## YOUR OBJECTIVE
Pull out every line below containing the word "Nombre".

— Start MATERIALS PROVIDED —

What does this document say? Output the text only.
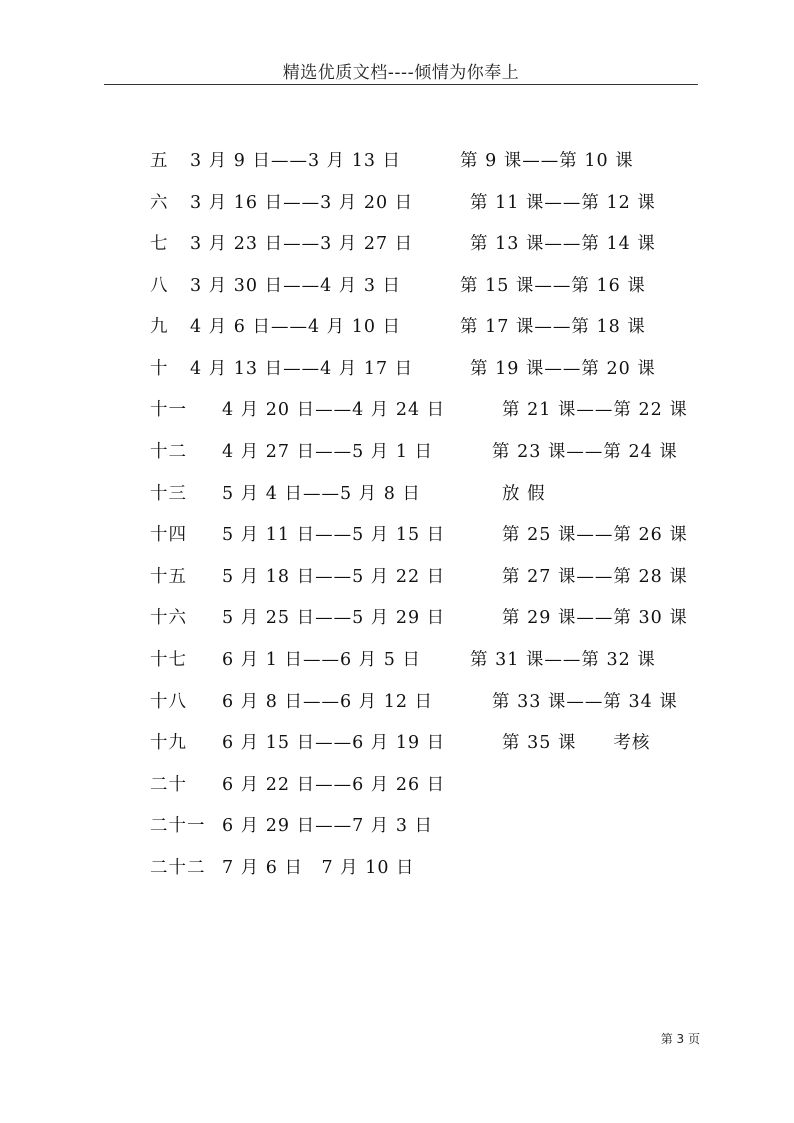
精选优质文档----倾情为你奉上
五 3 月 9 日——3 月 13 日	第 9 课——第 10 课
六 3 月 16 日——3 月 20 日	第 11 课——第 12 课
七 3 月 23 日——3 月 27 日	第 13 课——第 14 课
八 3 月 30 日——4 月 3 日	第 15 课——第 16 课
九 4 月 6 日——4 月 10 日	第 17 课——第 18 课
十 4 月 13 日——4 月 17 日	第 19 课——第 20 课
十一 4 月 20 日——4 月 24 日	第 21 课——第 22 课
十二 4 月 27 日——5 月 1 日	第 23 课——第 24 课
十三 5 月 4 日——5 月 8 日	放 假
十四 5 月 11 日——5 月 15 日	第 25 课——第 26 课
十五 5 月 18 日——5 月 22 日	第 27 课——第 28 课
十六 5 月 25 日——5 月 29 日	第 29 课——第 30 课
十七 6 月 1 日——6 月 5 日	第 31 课——第 32 课
十八 6 月 8 日——6 月 12 日	第 33 课——第 34 课
十九 6 月 15 日——6 月 19 日	第 35 课　　考核
二十 6 月 22 日——6 月 26 日
二十一 6 月 29 日——7 月 3 日
二十二 7 月 6 日　7 月 10 日
第 3 页
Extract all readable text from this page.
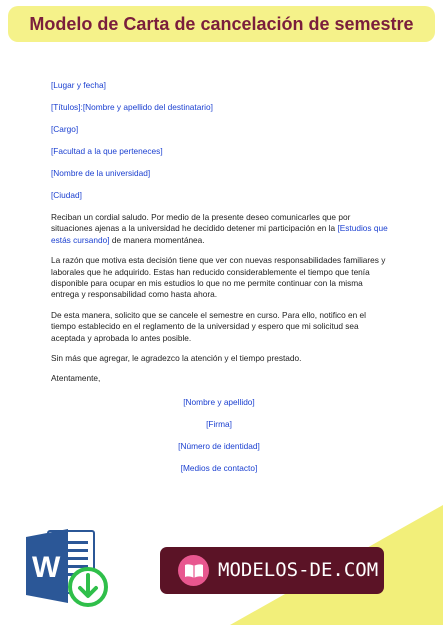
Modelo de Carta de cancelación de semestre
[Lugar y fecha]
[Títulos]:[Nombre y apellido del destinatario]
[Cargo]
[Facultad a la que perteneces]
[Nombre de la universidad]
[Ciudad]

Reciban un cordial saludo. Por medio de la presente deseo comunicarles que por situaciones ajenas a la universidad he decidido detener mi participación en la [Estudios que estás cursando] de manera momentánea.

La razón que motiva esta decisión tiene que ver con nuevas responsabilidades familiares y laborales que he adquirido. Estas han reducido considerablemente el tiempo que tenía disponible para ocupar en mis estudios lo que no me permite continuar con la misma entrega y responsabilidad como hasta ahora.

De esta manera, solicito que se cancele el semestre en curso. Para ello, notifico en el tiempo establecido en el reglamento de la universidad y espero que mi solicitud sea aceptada y aprobada lo antes posible.

Sin más que agregar, le agradezco la atención y el tiempo prestado.

Atentamente,

[Nombre y apellido]
[Firma]
[Número de identidad]
[Medios de contacto]
W	MODELOS-DE.COM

— End MATERIALS PROVIDED —

## FINAL RESULT
[Títulos]:[Nombre y apellido del destinatario]
[Nombre de la universidad]
[Nombre y apellido]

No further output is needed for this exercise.